Start of Provided material

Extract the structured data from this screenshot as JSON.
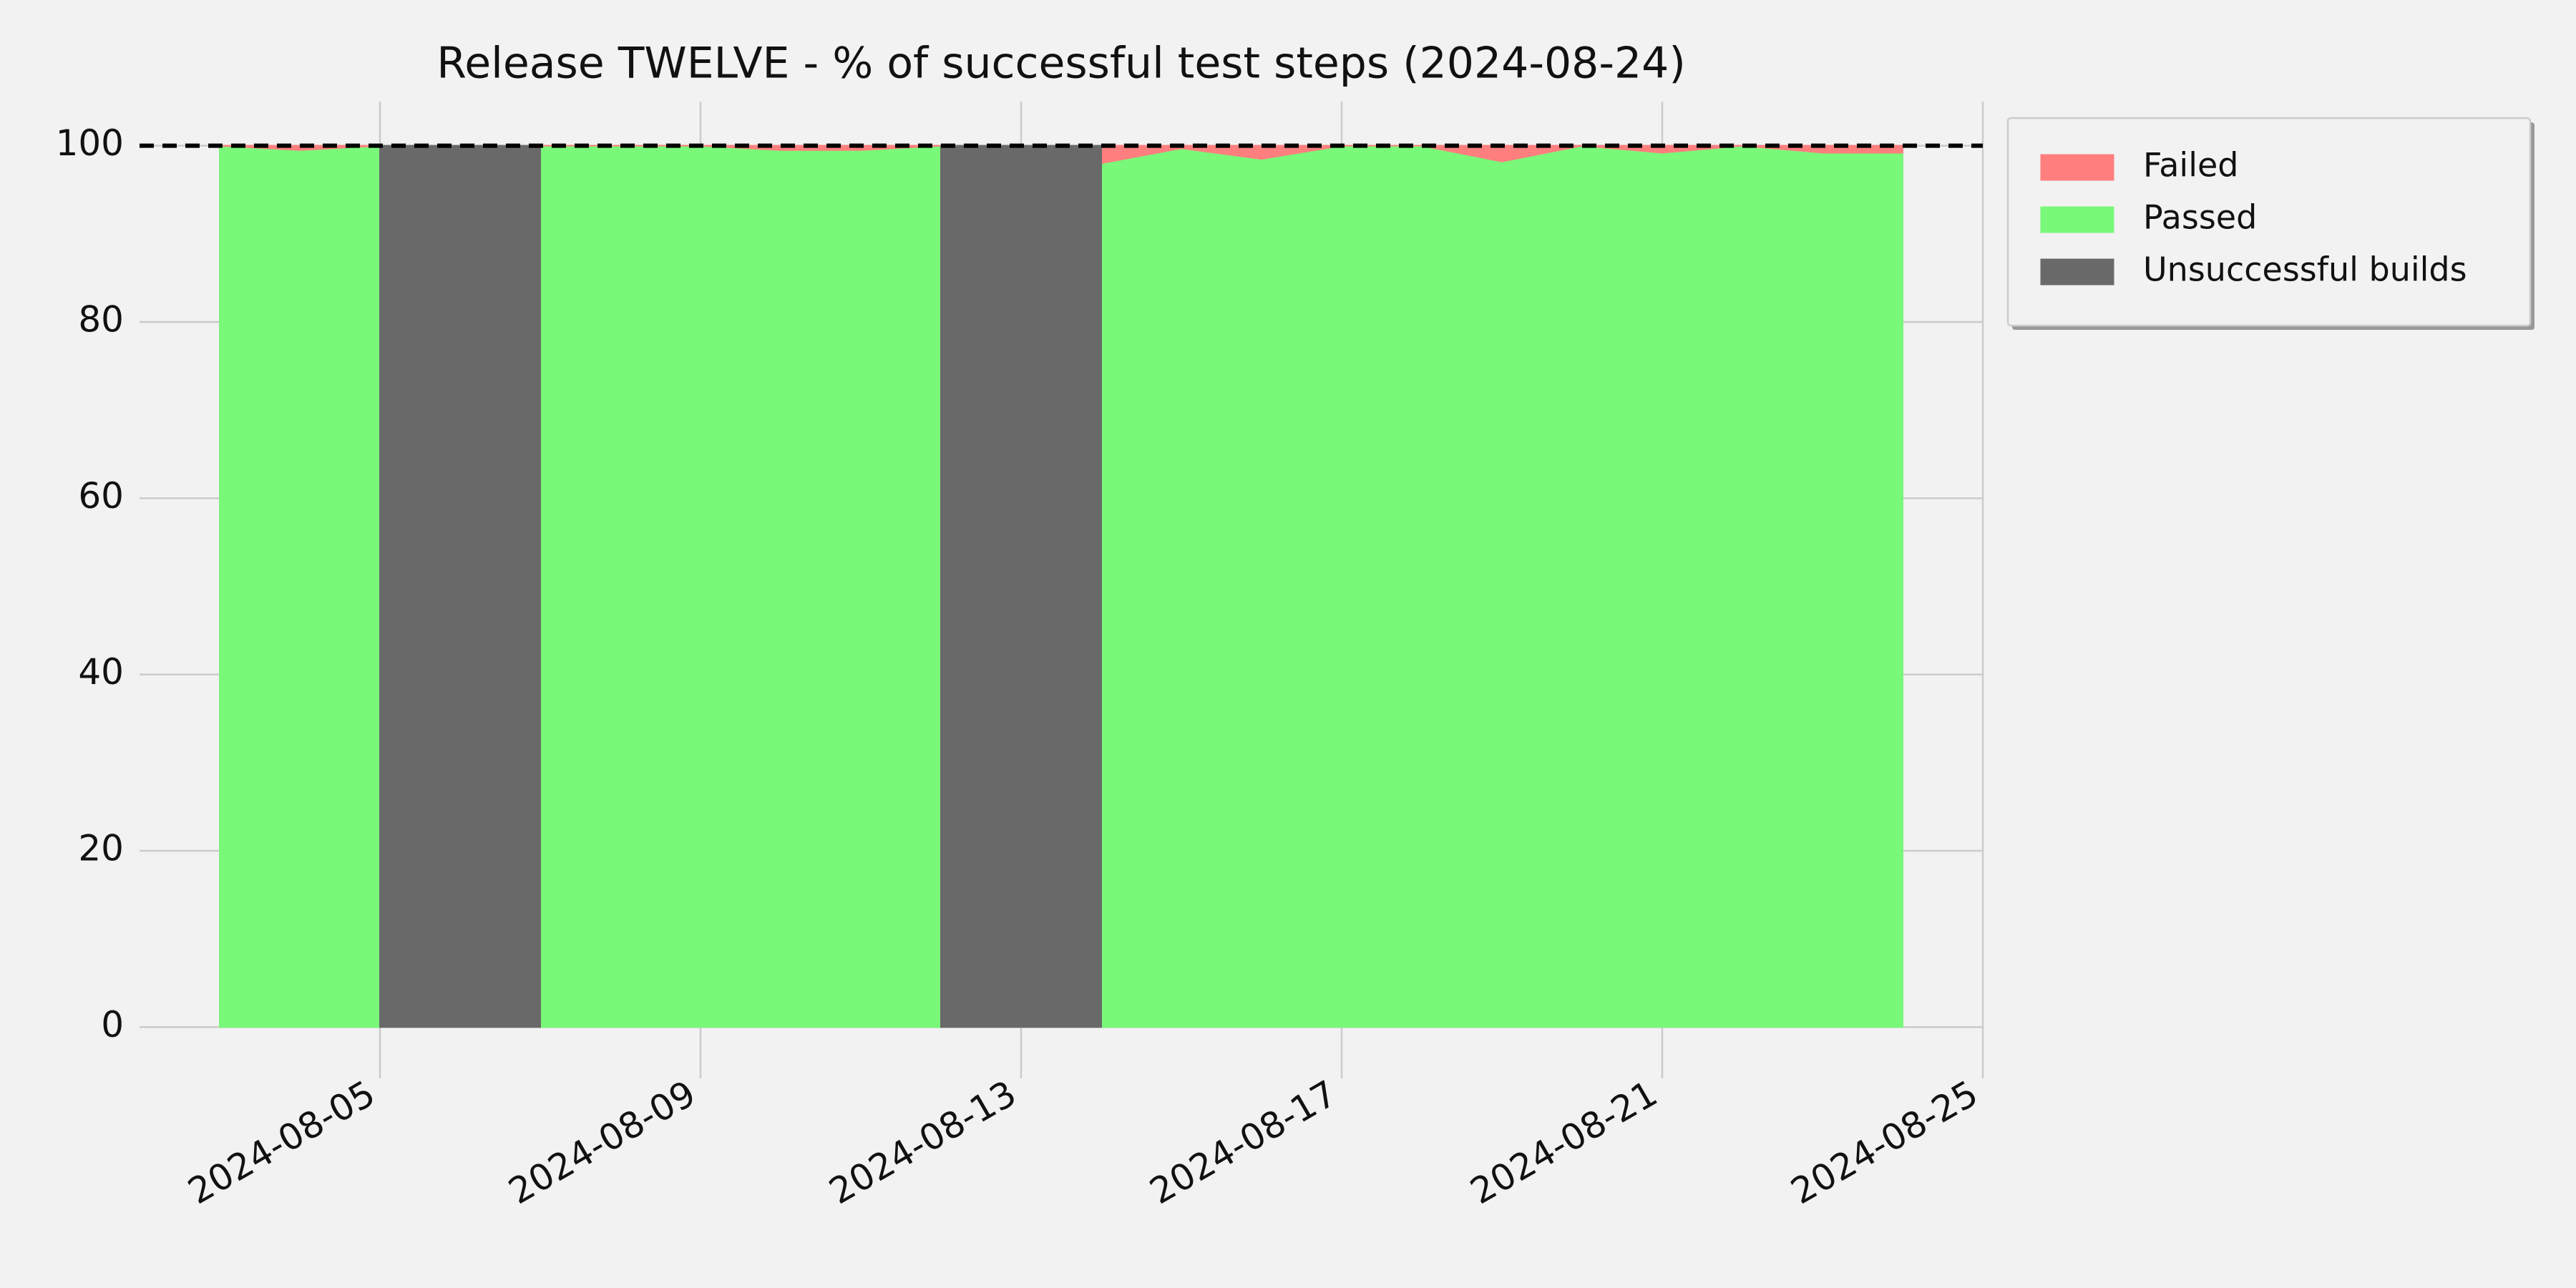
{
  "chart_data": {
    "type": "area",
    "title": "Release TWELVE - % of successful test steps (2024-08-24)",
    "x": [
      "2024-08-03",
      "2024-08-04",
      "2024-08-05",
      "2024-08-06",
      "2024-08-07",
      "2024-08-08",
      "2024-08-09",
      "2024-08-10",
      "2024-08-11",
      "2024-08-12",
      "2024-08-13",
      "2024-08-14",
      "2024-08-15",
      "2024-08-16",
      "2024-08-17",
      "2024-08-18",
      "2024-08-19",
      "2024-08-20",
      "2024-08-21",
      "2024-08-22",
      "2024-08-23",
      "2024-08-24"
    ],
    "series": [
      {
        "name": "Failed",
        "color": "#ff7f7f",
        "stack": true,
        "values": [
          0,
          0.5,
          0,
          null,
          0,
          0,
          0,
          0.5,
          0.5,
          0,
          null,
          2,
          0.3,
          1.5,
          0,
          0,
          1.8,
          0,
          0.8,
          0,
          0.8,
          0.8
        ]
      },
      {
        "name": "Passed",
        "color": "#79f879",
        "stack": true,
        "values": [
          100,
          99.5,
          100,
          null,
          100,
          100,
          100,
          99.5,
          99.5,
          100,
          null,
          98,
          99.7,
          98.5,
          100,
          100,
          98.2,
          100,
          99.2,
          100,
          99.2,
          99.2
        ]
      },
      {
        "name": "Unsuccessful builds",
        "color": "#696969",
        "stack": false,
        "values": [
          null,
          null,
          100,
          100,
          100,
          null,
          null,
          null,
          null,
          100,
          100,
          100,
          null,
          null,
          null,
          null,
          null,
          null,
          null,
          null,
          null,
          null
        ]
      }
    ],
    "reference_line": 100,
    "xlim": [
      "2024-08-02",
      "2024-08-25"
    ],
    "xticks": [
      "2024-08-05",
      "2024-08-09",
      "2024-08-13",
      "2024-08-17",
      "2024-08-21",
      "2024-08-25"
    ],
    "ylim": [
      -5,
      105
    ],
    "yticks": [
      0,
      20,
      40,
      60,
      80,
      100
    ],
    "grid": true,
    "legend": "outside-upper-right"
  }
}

End of Provided material

● Given instruction
Reproduce all entries without any change, and omit the pictures.

● Exercise response
Extract the structured data from this screenshot as JSON.
{
  "chart_data": {
    "type": "area",
    "title": "Release TWELVE - % of successful test steps (2024-08-24)",
    "x": [
      "2024-08-03",
      "2024-08-04",
      "2024-08-05",
      "2024-08-06",
      "2024-08-07",
      "2024-08-08",
      "2024-08-09",
      "2024-08-10",
      "2024-08-11",
      "2024-08-12",
      "2024-08-13",
      "2024-08-14",
      "2024-08-15",
      "2024-08-16",
      "2024-08-17",
      "2024-08-18",
      "2024-08-19",
      "2024-08-20",
      "2024-08-21",
      "2024-08-22",
      "2024-08-23",
      "2024-08-24"
    ],
    "series": [
      {
        "name": "Failed",
        "color": "#ff7f7f",
        "stack": true,
        "values": [
          0,
          0.5,
          0,
          null,
          0,
          0,
          0,
          0.5,
          0.5,
          0,
          null,
          2,
          0.3,
          1.5,
          0,
          0,
          1.8,
          0,
          0.8,
          0,
          0.8,
          0.8
        ]
      },
      {
        "name": "Passed",
        "color": "#79f879",
        "stack": true,
        "values": [
          100,
          99.5,
          100,
          null,
          100,
          100,
          100,
          99.5,
          99.5,
          100,
          null,
          98,
          99.7,
          98.5,
          100,
          100,
          98.2,
          100,
          99.2,
          100,
          99.2,
          99.2
        ]
      },
      {
        "name": "Unsuccessful builds",
        "color": "#696969",
        "stack": false,
        "values": [
          null,
          null,
          100,
          100,
          100,
          null,
          null,
          null,
          null,
          100,
          100,
          100,
          null,
          null,
          null,
          null,
          null,
          null,
          null,
          null,
          null,
          null
        ]
      }
    ],
    "reference_line": 100,
    "xlim": [
      "2024-08-02",
      "2024-08-25"
    ],
    "xticks": [
      "2024-08-05",
      "2024-08-09",
      "2024-08-13",
      "2024-08-17",
      "2024-08-21",
      "2024-08-25"
    ],
    "ylim": [
      -5,
      105
    ],
    "yticks": [
      0,
      20,
      40,
      60,
      80,
      100
    ],
    "grid": true,
    "legend": "outside-upper-right"
  }
}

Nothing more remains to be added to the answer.